### What the exercise asks
Repeat the whole listing below, word for word.

(Stored data)
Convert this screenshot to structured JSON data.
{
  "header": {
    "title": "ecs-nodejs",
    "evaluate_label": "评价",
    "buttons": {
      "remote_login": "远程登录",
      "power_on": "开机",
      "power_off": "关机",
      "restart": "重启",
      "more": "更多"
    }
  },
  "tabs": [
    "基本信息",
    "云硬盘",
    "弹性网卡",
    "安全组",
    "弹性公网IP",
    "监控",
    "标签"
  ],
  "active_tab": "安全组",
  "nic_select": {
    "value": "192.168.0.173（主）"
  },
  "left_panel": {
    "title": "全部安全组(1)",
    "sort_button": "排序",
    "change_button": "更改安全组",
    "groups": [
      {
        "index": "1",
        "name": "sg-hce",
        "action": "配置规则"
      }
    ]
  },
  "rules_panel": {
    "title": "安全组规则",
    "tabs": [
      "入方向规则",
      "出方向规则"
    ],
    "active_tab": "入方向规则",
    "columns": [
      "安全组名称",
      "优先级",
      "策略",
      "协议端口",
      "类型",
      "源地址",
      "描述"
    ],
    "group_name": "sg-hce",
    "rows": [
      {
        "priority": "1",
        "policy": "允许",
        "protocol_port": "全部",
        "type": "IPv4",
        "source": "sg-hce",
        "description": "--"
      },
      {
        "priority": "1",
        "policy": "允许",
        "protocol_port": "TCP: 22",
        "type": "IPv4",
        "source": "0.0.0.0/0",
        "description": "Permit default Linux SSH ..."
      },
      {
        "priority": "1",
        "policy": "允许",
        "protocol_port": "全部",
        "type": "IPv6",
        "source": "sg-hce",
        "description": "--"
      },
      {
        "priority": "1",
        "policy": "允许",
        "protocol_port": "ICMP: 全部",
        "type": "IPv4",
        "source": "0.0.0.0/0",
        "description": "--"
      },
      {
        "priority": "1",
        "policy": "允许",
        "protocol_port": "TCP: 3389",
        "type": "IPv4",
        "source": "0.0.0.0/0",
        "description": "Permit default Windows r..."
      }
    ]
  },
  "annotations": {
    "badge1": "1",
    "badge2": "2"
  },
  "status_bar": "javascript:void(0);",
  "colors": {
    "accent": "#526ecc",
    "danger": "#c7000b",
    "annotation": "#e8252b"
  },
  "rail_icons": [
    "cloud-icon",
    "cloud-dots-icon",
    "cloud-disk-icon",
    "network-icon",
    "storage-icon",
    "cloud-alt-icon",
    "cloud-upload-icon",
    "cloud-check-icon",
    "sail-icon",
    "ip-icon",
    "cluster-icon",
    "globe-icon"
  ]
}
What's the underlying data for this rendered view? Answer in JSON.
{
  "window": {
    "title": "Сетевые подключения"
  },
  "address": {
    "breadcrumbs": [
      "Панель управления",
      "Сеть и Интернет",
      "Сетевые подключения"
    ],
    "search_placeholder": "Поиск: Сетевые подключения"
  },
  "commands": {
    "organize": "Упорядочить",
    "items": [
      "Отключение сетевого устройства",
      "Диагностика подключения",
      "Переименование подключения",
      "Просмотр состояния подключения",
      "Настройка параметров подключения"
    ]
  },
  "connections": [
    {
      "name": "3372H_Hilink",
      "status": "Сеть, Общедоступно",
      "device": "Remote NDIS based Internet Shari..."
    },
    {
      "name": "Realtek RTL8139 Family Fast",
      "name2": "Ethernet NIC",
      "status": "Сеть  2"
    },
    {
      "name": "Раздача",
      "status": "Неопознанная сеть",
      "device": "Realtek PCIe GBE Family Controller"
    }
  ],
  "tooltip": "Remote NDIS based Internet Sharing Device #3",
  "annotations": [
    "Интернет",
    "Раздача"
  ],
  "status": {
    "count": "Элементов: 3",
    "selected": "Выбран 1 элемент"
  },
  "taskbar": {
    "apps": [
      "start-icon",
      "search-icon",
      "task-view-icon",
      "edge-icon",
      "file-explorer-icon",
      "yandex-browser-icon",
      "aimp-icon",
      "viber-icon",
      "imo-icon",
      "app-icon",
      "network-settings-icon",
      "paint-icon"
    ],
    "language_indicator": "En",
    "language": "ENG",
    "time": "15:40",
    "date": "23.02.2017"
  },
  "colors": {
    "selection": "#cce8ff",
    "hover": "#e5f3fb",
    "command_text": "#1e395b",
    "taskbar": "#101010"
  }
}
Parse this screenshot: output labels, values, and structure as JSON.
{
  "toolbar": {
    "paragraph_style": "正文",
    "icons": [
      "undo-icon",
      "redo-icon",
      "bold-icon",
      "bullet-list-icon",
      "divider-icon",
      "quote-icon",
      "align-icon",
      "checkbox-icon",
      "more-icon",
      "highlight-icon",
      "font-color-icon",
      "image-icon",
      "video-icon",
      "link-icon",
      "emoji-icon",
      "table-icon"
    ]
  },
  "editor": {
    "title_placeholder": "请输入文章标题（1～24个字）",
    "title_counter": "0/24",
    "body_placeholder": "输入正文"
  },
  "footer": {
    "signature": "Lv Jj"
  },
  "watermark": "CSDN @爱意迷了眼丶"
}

### Full response
Convert this screenshot to structured JSON data.
{
  "header": {
    "title": "ecs-nodejs",
    "evaluate_label": "评价",
    "buttons": {
      "remote_login": "远程登录",
      "power_on": "开机",
      "power_off": "关机",
      "restart": "重启",
      "more": "更多"
    }
  },
  "tabs": [
    "基本信息",
    "云硬盘",
    "弹性网卡",
    "安全组",
    "弹性公网IP",
    "监控",
    "标签"
  ],
  "active_tab": "安全组",
  "nic_select": {
    "value": "192.168.0.173（主）"
  },
  "left_panel": {
    "title": "全部安全组(1)",
    "sort_button": "排序",
    "change_button": "更改安全组",
    "groups": [
      {
        "index": "1",
        "name": "sg-hce",
        "action": "配置规则"
      }
    ]
  },
  "rules_panel": {
    "title": "安全组规则",
    "tabs": [
      "入方向规则",
      "出方向规则"
    ],
    "active_tab": "入方向规则",
    "columns": [
      "安全组名称",
      "优先级",
      "策略",
      "协议端口",
      "类型",
      "源地址",
      "描述"
    ],
    "group_name": "sg-hce",
    "rows": [
      {
        "priority": "1",
        "policy": "允许",
        "protocol_port": "全部",
        "type": "IPv4",
        "source": "sg-hce",
        "description": "--"
      },
      {
        "priority": "1",
        "policy": "允许",
        "protocol_port": "TCP: 22",
        "type": "IPv4",
        "source": "0.0.0.0/0",
        "description": "Permit default Linux SSH ..."
      },
      {
        "priority": "1",
        "policy": "允许",
        "protocol_port": "全部",
        "type": "IPv6",
        "source": "sg-hce",
        "description": "--"
      },
      {
        "priority": "1",
        "policy": "允许",
        "protocol_port": "ICMP: 全部",
        "type": "IPv4",
        "source": "0.0.0.0/0",
        "description": "--"
      },
      {
        "priority": "1",
        "policy": "允许",
        "protocol_port": "TCP: 3389",
        "type": "IPv4",
        "source": "0.0.0.0/0",
        "description": "Permit default Windows r..."
      }
    ]
  },
  "annotations": {
    "badge1": "1",
    "badge2": "2"
  },
  "status_bar": "javascript:void(0);",
  "colors": {
    "accent": "#526ecc",
    "danger": "#c7000b",
    "annotation": "#e8252b"
  },
  "rail_icons": [
    "cloud-icon",
    "cloud-dots-icon",
    "cloud-disk-icon",
    "network-icon",
    "storage-icon",
    "cloud-alt-icon",
    "cloud-upload-icon",
    "cloud-check-icon",
    "sail-icon",
    "ip-icon",
    "cluster-icon",
    "globe-icon"
  ]
}
What's the underlying data for this rendered view? Answer in JSON.
{
  "window": {
    "title": "Сетевые подключения"
  },
  "address": {
    "breadcrumbs": [
      "Панель управления",
      "Сеть и Интернет",
      "Сетевые подключения"
    ],
    "search_placeholder": "Поиск: Сетевые подключения"
  },
  "commands": {
    "organize": "Упорядочить",
    "items": [
      "Отключение сетевого устройства",
      "Диагностика подключения",
      "Переименование подключения",
      "Просмотр состояния подключения",
      "Настройка параметров подключения"
    ]
  },
  "connections": [
    {
      "name": "3372H_Hilink",
      "status": "Сеть, Общедоступно",
      "device": "Remote NDIS based Internet Shari..."
    },
    {
      "name": "Realtek RTL8139 Family Fast",
      "name2": "Ethernet NIC",
      "status": "Сеть  2"
    },
    {
      "name": "Раздача",
      "status": "Неопознанная сеть",
      "device": "Realtek PCIe GBE Family Controller"
    }
  ],
  "tooltip": "Remote NDIS based Internet Sharing Device #3",
  "annotations": [
    "Интернет",
    "Раздача"
  ],
  "status": {
    "count": "Элементов: 3",
    "selected": "Выбран 1 элемент"
  },
  "taskbar": {
    "apps": [
      "start-icon",
      "search-icon",
      "task-view-icon",
      "edge-icon",
      "file-explorer-icon",
      "yandex-browser-icon",
      "aimp-icon",
      "viber-icon",
      "imo-icon",
      "app-icon",
      "network-settings-icon",
      "paint-icon"
    ],
    "language_indicator": "En",
    "language": "ENG",
    "time": "15:40",
    "date": "23.02.2017"
  },
  "colors": {
    "selection": "#cce8ff",
    "hover": "#e5f3fb",
    "command_text": "#1e395b",
    "taskbar": "#101010"
  }
}
Parse this screenshot: output labels, values, and structure as JSON.
{
  "toolbar": {
    "paragraph_style": "正文",
    "icons": [
      "undo-icon",
      "redo-icon",
      "bold-icon",
      "bullet-list-icon",
      "divider-icon",
      "quote-icon",
      "align-icon",
      "checkbox-icon",
      "more-icon",
      "highlight-icon",
      "font-color-icon",
      "image-icon",
      "video-icon",
      "link-icon",
      "emoji-icon",
      "table-icon"
    ]
  },
  "editor": {
    "title_placeholder": "请输入文章标题（1～24个字）",
    "title_counter": "0/24",
    "body_placeholder": "输入正文"
  },
  "footer": {
    "signature": "Lv Jj"
  },
  "watermark": "CSDN @爱意迷了眼丶"
}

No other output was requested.